WRITTEN REQUEST → Pictures do not belong in the copy. Write out exactly the lines from the one containing "Parse this screenshot: output" through the end of the data.

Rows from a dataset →
----------

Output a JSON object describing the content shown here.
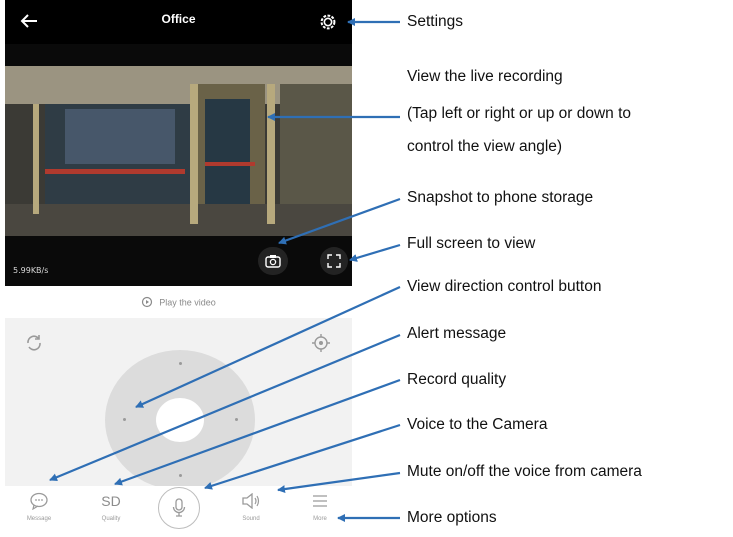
{
  "screen": {
    "title": "Office",
    "speed": "5.99KB/s",
    "play_video": "Play the video"
  },
  "toolbar": {
    "message_label": "Message",
    "quality_value": "SD",
    "quality_label": "Quality",
    "sound_label": "Sound",
    "more_label": "More"
  },
  "annotations": {
    "settings": "Settings",
    "live_line1": "View the live recording",
    "live_line2": "(Tap left or right or up or down to",
    "live_line3": "control the view angle)",
    "snapshot": "Snapshot to phone storage",
    "fullscreen": "Full screen to view",
    "direction": "View direction control button",
    "alert": "Alert message",
    "quality": "Record quality",
    "voice": "Voice to the Camera",
    "mute": "Mute on/off the voice from camera",
    "more": "More options"
  },
  "colors": {
    "arrow": "#2f6fb5",
    "topbar": "#000000",
    "panel": "#f2f2f2"
  }
}
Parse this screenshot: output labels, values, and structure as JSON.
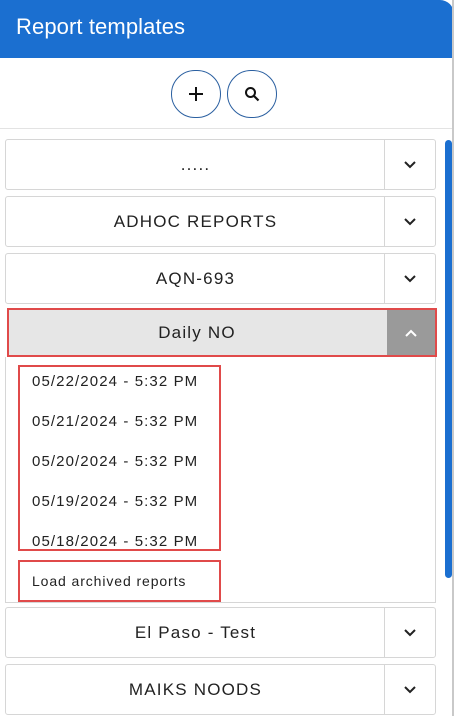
{
  "header": {
    "title": "Report templates"
  },
  "toolbar": {
    "add_icon": "plus-icon",
    "search_icon": "search-icon"
  },
  "groups": [
    {
      "label": ".....",
      "state": "collapsed"
    },
    {
      "label": "ADHOC REPORTS",
      "state": "collapsed"
    },
    {
      "label": "AQN-693",
      "state": "collapsed"
    },
    {
      "label": "Daily NO",
      "state": "expanded",
      "items": [
        "05/22/2024 - 5:32 PM",
        "05/21/2024 - 5:32 PM",
        "05/20/2024 - 5:32 PM",
        "05/19/2024 - 5:32 PM",
        "05/18/2024 - 5:32 PM"
      ],
      "archive_label": "Load archived reports"
    },
    {
      "label": "El Paso - Test",
      "state": "collapsed"
    },
    {
      "label": "MAIKS NOODS",
      "state": "collapsed"
    }
  ],
  "colors": {
    "header_bg": "#1b6fd0",
    "highlight": "#e04a4a",
    "scroll_thumb": "#1b6fd0"
  }
}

----------

REPLY →
Parse this screenshot: output labels, values, and structure as JSON.
{
  "header": {
    "title": "Report templates"
  },
  "toolbar": {
    "add_icon": "plus-icon",
    "search_icon": "search-icon"
  },
  "groups": [
    {
      "label": ".....",
      "state": "collapsed"
    },
    {
      "label": "ADHOC REPORTS",
      "state": "collapsed"
    },
    {
      "label": "AQN-693",
      "state": "collapsed"
    },
    {
      "label": "Daily NO",
      "state": "expanded",
      "items": [
        "05/22/2024 - 5:32 PM",
        "05/21/2024 - 5:32 PM",
        "05/20/2024 - 5:32 PM",
        "05/19/2024 - 5:32 PM",
        "05/18/2024 - 5:32 PM"
      ],
      "archive_label": "Load archived reports"
    },
    {
      "label": "El Paso - Test",
      "state": "collapsed"
    },
    {
      "label": "MAIKS NOODS",
      "state": "collapsed"
    }
  ],
  "colors": {
    "header_bg": "#1b6fd0",
    "highlight": "#e04a4a",
    "scroll_thumb": "#1b6fd0"
  }
}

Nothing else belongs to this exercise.